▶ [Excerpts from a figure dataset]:
§ §

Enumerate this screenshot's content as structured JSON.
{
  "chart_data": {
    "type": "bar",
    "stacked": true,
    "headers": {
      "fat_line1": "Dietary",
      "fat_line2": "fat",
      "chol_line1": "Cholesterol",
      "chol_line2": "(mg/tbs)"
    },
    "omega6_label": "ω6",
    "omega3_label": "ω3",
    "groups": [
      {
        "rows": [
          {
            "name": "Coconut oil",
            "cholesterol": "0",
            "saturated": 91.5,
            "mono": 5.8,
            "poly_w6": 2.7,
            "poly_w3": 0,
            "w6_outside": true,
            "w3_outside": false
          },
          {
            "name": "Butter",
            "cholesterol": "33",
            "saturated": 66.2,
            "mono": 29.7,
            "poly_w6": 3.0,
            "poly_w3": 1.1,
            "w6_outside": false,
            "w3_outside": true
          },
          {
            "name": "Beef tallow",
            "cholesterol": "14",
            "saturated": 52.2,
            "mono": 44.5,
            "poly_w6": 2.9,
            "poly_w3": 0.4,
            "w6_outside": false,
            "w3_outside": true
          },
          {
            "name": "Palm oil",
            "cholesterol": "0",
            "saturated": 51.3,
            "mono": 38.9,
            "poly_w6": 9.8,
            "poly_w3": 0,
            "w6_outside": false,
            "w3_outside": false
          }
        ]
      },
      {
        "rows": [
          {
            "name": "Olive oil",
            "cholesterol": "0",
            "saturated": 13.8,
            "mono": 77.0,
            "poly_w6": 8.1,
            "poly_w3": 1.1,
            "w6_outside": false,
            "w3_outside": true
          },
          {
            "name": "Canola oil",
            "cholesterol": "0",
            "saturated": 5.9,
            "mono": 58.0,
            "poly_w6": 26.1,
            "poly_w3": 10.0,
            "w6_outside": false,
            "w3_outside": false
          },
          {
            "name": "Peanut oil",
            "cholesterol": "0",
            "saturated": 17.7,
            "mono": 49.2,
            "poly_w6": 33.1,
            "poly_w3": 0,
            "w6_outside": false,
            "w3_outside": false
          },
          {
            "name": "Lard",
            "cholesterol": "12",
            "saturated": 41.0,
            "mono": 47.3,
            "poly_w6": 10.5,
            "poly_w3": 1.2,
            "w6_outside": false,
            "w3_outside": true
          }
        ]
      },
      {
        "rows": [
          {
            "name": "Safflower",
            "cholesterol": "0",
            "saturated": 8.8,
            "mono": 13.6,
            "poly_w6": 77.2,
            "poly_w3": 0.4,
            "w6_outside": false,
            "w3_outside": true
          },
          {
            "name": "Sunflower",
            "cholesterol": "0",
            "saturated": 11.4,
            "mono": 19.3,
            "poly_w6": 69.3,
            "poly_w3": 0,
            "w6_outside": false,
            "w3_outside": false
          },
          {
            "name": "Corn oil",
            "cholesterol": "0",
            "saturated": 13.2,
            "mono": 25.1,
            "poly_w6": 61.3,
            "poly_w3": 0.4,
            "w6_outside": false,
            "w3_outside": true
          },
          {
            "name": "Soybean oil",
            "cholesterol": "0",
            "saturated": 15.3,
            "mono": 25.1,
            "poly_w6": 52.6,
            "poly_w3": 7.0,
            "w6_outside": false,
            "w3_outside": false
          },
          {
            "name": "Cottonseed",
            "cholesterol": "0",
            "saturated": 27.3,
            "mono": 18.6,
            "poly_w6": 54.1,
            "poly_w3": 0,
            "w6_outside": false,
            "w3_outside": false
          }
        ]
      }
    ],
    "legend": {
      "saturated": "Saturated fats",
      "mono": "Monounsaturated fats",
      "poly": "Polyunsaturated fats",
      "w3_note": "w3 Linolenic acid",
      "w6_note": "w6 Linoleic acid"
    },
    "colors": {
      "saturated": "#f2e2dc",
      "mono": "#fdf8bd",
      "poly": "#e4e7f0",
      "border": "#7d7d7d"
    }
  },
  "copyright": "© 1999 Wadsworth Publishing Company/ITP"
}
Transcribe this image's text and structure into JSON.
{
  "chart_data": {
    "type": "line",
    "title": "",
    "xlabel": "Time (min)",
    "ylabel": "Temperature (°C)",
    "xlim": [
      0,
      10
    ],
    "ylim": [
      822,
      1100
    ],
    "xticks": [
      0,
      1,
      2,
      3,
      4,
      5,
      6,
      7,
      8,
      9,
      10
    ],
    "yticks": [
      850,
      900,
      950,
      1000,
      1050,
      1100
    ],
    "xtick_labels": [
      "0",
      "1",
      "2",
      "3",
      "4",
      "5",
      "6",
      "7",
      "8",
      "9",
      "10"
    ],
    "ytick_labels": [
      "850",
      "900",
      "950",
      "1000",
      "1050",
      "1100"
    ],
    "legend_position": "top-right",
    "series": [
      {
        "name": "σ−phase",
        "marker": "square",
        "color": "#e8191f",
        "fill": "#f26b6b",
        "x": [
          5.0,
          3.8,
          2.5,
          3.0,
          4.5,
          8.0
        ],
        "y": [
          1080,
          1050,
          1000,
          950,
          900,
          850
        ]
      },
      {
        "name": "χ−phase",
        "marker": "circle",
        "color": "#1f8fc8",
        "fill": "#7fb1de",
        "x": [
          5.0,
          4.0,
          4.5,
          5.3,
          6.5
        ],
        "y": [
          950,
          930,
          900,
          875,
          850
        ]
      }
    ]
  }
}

§ §

▶ [The exercise]:
Give an exact copy of all the data shown above.

▶ [Right answer]:
Enumerate this screenshot's content as structured JSON.
{
  "chart_data": {
    "type": "bar",
    "stacked": true,
    "headers": {
      "fat_line1": "Dietary",
      "fat_line2": "fat",
      "chol_line1": "Cholesterol",
      "chol_line2": "(mg/tbs)"
    },
    "omega6_label": "ω6",
    "omega3_label": "ω3",
    "groups": [
      {
        "rows": [
          {
            "name": "Coconut oil",
            "cholesterol": "0",
            "saturated": 91.5,
            "mono": 5.8,
            "poly_w6": 2.7,
            "poly_w3": 0,
            "w6_outside": true,
            "w3_outside": false
          },
          {
            "name": "Butter",
            "cholesterol": "33",
            "saturated": 66.2,
            "mono": 29.7,
            "poly_w6": 3.0,
            "poly_w3": 1.1,
            "w6_outside": false,
            "w3_outside": true
          },
          {
            "name": "Beef tallow",
            "cholesterol": "14",
            "saturated": 52.2,
            "mono": 44.5,
            "poly_w6": 2.9,
            "poly_w3": 0.4,
            "w6_outside": false,
            "w3_outside": true
          },
          {
            "name": "Palm oil",
            "cholesterol": "0",
            "saturated": 51.3,
            "mono": 38.9,
            "poly_w6": 9.8,
            "poly_w3": 0,
            "w6_outside": false,
            "w3_outside": false
          }
        ]
      },
      {
        "rows": [
          {
            "name": "Olive oil",
            "cholesterol": "0",
            "saturated": 13.8,
            "mono": 77.0,
            "poly_w6": 8.1,
            "poly_w3": 1.1,
            "w6_outside": false,
            "w3_outside": true
          },
          {
            "name": "Canola oil",
            "cholesterol": "0",
            "saturated": 5.9,
            "mono": 58.0,
            "poly_w6": 26.1,
            "poly_w3": 10.0,
            "w6_outside": false,
            "w3_outside": false
          },
          {
            "name": "Peanut oil",
            "cholesterol": "0",
            "saturated": 17.7,
            "mono": 49.2,
            "poly_w6": 33.1,
            "poly_w3": 0,
            "w6_outside": false,
            "w3_outside": false
          },
          {
            "name": "Lard",
            "cholesterol": "12",
            "saturated": 41.0,
            "mono": 47.3,
            "poly_w6": 10.5,
            "poly_w3": 1.2,
            "w6_outside": false,
            "w3_outside": true
          }
        ]
      },
      {
        "rows": [
          {
            "name": "Safflower",
            "cholesterol": "0",
            "saturated": 8.8,
            "mono": 13.6,
            "poly_w6": 77.2,
            "poly_w3": 0.4,
            "w6_outside": false,
            "w3_outside": true
          },
          {
            "name": "Sunflower",
            "cholesterol": "0",
            "saturated": 11.4,
            "mono": 19.3,
            "poly_w6": 69.3,
            "poly_w3": 0,
            "w6_outside": false,
            "w3_outside": false
          },
          {
            "name": "Corn oil",
            "cholesterol": "0",
            "saturated": 13.2,
            "mono": 25.1,
            "poly_w6": 61.3,
            "poly_w3": 0.4,
            "w6_outside": false,
            "w3_outside": true
          },
          {
            "name": "Soybean oil",
            "cholesterol": "0",
            "saturated": 15.3,
            "mono": 25.1,
            "poly_w6": 52.6,
            "poly_w3": 7.0,
            "w6_outside": false,
            "w3_outside": false
          },
          {
            "name": "Cottonseed",
            "cholesterol": "0",
            "saturated": 27.3,
            "mono": 18.6,
            "poly_w6": 54.1,
            "poly_w3": 0,
            "w6_outside": false,
            "w3_outside": false
          }
        ]
      }
    ],
    "legend": {
      "saturated": "Saturated fats",
      "mono": "Monounsaturated fats",
      "poly": "Polyunsaturated fats",
      "w3_note": "w3 Linolenic acid",
      "w6_note": "w6 Linoleic acid"
    },
    "colors": {
      "saturated": "#f2e2dc",
      "mono": "#fdf8bd",
      "poly": "#e4e7f0",
      "border": "#7d7d7d"
    }
  },
  "copyright": "© 1999 Wadsworth Publishing Company/ITP"
}
Transcribe this image's text and structure into JSON.
{
  "chart_data": {
    "type": "line",
    "title": "",
    "xlabel": "Time (min)",
    "ylabel": "Temperature (°C)",
    "xlim": [
      0,
      10
    ],
    "ylim": [
      822,
      1100
    ],
    "xticks": [
      0,
      1,
      2,
      3,
      4,
      5,
      6,
      7,
      8,
      9,
      10
    ],
    "yticks": [
      850,
      900,
      950,
      1000,
      1050,
      1100
    ],
    "xtick_labels": [
      "0",
      "1",
      "2",
      "3",
      "4",
      "5",
      "6",
      "7",
      "8",
      "9",
      "10"
    ],
    "ytick_labels": [
      "850",
      "900",
      "950",
      "1000",
      "1050",
      "1100"
    ],
    "legend_position": "top-right",
    "series": [
      {
        "name": "σ−phase",
        "marker": "square",
        "color": "#e8191f",
        "fill": "#f26b6b",
        "x": [
          5.0,
          3.8,
          2.5,
          3.0,
          4.5,
          8.0
        ],
        "y": [
          1080,
          1050,
          1000,
          950,
          900,
          850
        ]
      },
      {
        "name": "χ−phase",
        "marker": "circle",
        "color": "#1f8fc8",
        "fill": "#7fb1de",
        "x": [
          5.0,
          4.0,
          4.5,
          5.3,
          6.5
        ],
        "y": [
          950,
          930,
          900,
          875,
          850
        ]
      }
    ]
  }
}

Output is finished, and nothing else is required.